### DIRECTION
Each line that includes the string "network" counts once; give the total and nothing else.

####

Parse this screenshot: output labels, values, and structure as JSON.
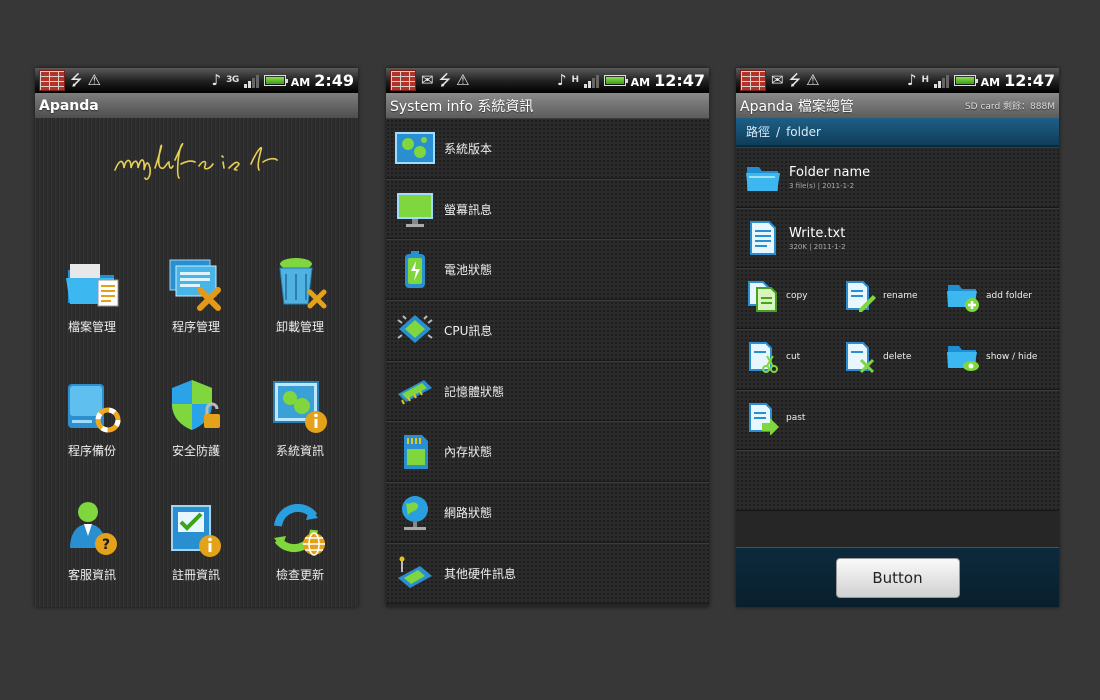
{
  "phone1": {
    "status": {
      "network": "3G",
      "time": "2:49",
      "ampm": "AM"
    },
    "title": "Apanda",
    "grid": [
      {
        "label": "檔案管理",
        "icon": "folder-document-icon"
      },
      {
        "label": "程序管理",
        "icon": "app-tools-icon"
      },
      {
        "label": "卸載管理",
        "icon": "recycle-bin-delete-icon"
      },
      {
        "label": "程序備份",
        "icon": "drive-backup-icon"
      },
      {
        "label": "安全防護",
        "icon": "shield-lock-icon"
      },
      {
        "label": "系統資訊",
        "icon": "system-info-icon"
      },
      {
        "label": "客服資訊",
        "icon": "user-help-icon"
      },
      {
        "label": "註冊資訊",
        "icon": "register-info-icon"
      },
      {
        "label": "檢查更新",
        "icon": "update-globe-icon"
      }
    ]
  },
  "phone2": {
    "status": {
      "network": "H",
      "time": "12:47",
      "ampm": "AM"
    },
    "title": "System info  系統資訊",
    "items": [
      {
        "label": "系統版本",
        "icon": "board-icon"
      },
      {
        "label": "螢幕訊息",
        "icon": "monitor-icon"
      },
      {
        "label": "電池狀態",
        "icon": "battery-icon"
      },
      {
        "label": "CPU訊息",
        "icon": "cpu-icon"
      },
      {
        "label": "記憶體狀態",
        "icon": "memory-icon"
      },
      {
        "label": "內存狀態",
        "icon": "sd-card-icon"
      },
      {
        "label": "網路狀態",
        "icon": "network-globe-icon"
      },
      {
        "label": "其他硬件訊息",
        "icon": "hardware-icon"
      }
    ]
  },
  "phone3": {
    "status": {
      "network": "H",
      "time": "12:47",
      "ampm": "AM"
    },
    "title": "Apanda  檔案總管",
    "sd_info": "SD card 剩餘：888M",
    "breadcrumb": {
      "root": "路徑",
      "sep": "/",
      "folder": "folder"
    },
    "files": [
      {
        "name": "Folder name",
        "meta": "3 file(s) | 2011-1-2",
        "icon": "folder-icon"
      },
      {
        "name": "Write.txt",
        "meta": "320K | 2011-1-2",
        "icon": "text-file-icon"
      }
    ],
    "actions": [
      {
        "label": "copy",
        "icon": "copy-icon"
      },
      {
        "label": "rename",
        "icon": "rename-icon"
      },
      {
        "label": "add folder",
        "icon": "add-folder-icon"
      },
      {
        "label": "cut",
        "icon": "cut-icon"
      },
      {
        "label": "delete",
        "icon": "delete-icon"
      },
      {
        "label": "show / hide",
        "icon": "show-hide-icon"
      },
      {
        "label": "past",
        "icon": "paste-icon"
      }
    ],
    "button_label": "Button"
  }
}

####

### WRITTEN RESPONSE
4